(What needs to be done):
Quote the rows below verbatim, with nothing added or left out.

(Data provided):
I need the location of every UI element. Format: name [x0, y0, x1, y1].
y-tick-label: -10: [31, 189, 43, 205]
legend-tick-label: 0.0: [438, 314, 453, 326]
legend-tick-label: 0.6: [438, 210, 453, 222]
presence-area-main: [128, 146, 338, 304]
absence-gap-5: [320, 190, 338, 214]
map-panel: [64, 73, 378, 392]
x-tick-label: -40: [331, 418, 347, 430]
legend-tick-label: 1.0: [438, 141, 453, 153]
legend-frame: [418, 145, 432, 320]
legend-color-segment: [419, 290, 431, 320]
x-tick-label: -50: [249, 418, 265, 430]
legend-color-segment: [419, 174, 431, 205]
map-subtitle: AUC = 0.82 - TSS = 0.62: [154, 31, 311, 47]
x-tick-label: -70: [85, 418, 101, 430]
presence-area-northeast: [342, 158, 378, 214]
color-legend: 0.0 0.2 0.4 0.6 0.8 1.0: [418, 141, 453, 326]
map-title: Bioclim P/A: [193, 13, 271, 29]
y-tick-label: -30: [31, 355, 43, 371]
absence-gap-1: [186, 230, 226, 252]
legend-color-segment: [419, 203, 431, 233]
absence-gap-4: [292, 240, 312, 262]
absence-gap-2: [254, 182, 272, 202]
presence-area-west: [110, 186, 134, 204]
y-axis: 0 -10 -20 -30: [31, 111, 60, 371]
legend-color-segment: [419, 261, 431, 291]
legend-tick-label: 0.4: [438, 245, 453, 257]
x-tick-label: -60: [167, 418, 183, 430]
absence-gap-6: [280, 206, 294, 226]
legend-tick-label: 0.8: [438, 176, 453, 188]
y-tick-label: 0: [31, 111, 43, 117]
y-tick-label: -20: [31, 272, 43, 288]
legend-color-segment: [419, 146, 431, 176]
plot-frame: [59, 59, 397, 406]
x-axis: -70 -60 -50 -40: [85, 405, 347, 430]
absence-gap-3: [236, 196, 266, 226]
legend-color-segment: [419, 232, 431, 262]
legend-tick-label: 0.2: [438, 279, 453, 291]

(Task output):
I need the location of every UI element. Format: name [x0, y0, x1, y1].
y-tick-label: -10: [31, 189, 43, 205]
legend-tick-label: 0.0: [438, 314, 453, 326]
legend-tick-label: 0.6: [438, 210, 453, 222]
presence-area-main: [128, 146, 338, 304]
absence-gap-5: [320, 190, 338, 214]
map-panel: [64, 73, 378, 392]
x-tick-label: -40: [331, 418, 347, 430]
legend-tick-label: 1.0: [438, 141, 453, 153]
legend-frame: [418, 145, 432, 320]
legend-color-segment: [419, 290, 431, 320]
x-tick-label: -50: [249, 418, 265, 430]
legend-color-segment: [419, 174, 431, 205]
map-subtitle: AUC = 0.82 - TSS = 0.62: [154, 31, 311, 47]
x-tick-label: -70: [85, 418, 101, 430]
presence-area-northeast: [342, 158, 378, 214]
color-legend: 0.0 0.2 0.4 0.6 0.8 1.0: [418, 141, 453, 326]
map-title: Bioclim P/A: [193, 13, 271, 29]
y-tick-label: -30: [31, 355, 43, 371]
absence-gap-1: [186, 230, 226, 252]
legend-color-segment: [419, 203, 431, 233]
absence-gap-4: [292, 240, 312, 262]
absence-gap-2: [254, 182, 272, 202]
presence-area-west: [110, 186, 134, 204]
y-axis: 0 -10 -20 -30: [31, 111, 60, 371]
legend-color-segment: [419, 261, 431, 291]
legend-tick-label: 0.4: [438, 245, 453, 257]
x-tick-label: -60: [167, 418, 183, 430]
absence-gap-6: [280, 206, 294, 226]
legend-tick-label: 0.8: [438, 176, 453, 188]
y-tick-label: 0: [31, 111, 43, 117]
y-tick-label: -20: [31, 272, 43, 288]
legend-color-segment: [419, 146, 431, 176]
plot-frame: [59, 59, 397, 406]
x-axis: -70 -60 -50 -40: [85, 405, 347, 430]
absence-gap-3: [236, 196, 266, 226]
legend-color-segment: [419, 232, 431, 262]
legend-tick-label: 0.2: [438, 279, 453, 291]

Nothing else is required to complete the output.